Print the whole listing exactly.

*Listed records*:

────────────────────────────────────────

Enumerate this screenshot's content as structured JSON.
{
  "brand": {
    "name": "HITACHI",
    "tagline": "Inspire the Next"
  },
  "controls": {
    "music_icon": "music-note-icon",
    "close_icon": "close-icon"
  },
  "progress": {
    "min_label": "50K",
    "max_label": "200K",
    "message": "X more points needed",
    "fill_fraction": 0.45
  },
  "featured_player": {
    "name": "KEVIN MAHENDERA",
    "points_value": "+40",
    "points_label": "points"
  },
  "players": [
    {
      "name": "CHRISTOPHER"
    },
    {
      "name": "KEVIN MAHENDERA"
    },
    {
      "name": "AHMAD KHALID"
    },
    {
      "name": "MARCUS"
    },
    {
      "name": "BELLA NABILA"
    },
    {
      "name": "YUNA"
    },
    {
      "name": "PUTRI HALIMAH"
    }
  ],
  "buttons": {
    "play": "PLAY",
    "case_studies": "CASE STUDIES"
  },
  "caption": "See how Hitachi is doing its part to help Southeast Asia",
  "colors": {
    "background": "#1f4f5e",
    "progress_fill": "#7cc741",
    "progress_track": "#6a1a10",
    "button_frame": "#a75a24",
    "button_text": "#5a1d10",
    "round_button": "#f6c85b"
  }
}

────────────────────────────────────────

*Correct output*:
Enumerate this screenshot's content as structured JSON.
{
  "brand": {
    "name": "HITACHI",
    "tagline": "Inspire the Next"
  },
  "controls": {
    "music_icon": "music-note-icon",
    "close_icon": "close-icon"
  },
  "progress": {
    "min_label": "50K",
    "max_label": "200K",
    "message": "X more points needed",
    "fill_fraction": 0.45
  },
  "featured_player": {
    "name": "KEVIN MAHENDERA",
    "points_value": "+40",
    "points_label": "points"
  },
  "players": [
    {
      "name": "CHRISTOPHER"
    },
    {
      "name": "KEVIN MAHENDERA"
    },
    {
      "name": "AHMAD KHALID"
    },
    {
      "name": "MARCUS"
    },
    {
      "name": "BELLA NABILA"
    },
    {
      "name": "YUNA"
    },
    {
      "name": "PUTRI HALIMAH"
    }
  ],
  "buttons": {
    "play": "PLAY",
    "case_studies": "CASE STUDIES"
  },
  "caption": "See how Hitachi is doing its part to help Southeast Asia",
  "colors": {
    "background": "#1f4f5e",
    "progress_fill": "#7cc741",
    "progress_track": "#6a1a10",
    "button_frame": "#a75a24",
    "button_text": "#5a1d10",
    "round_button": "#f6c85b"
  }
}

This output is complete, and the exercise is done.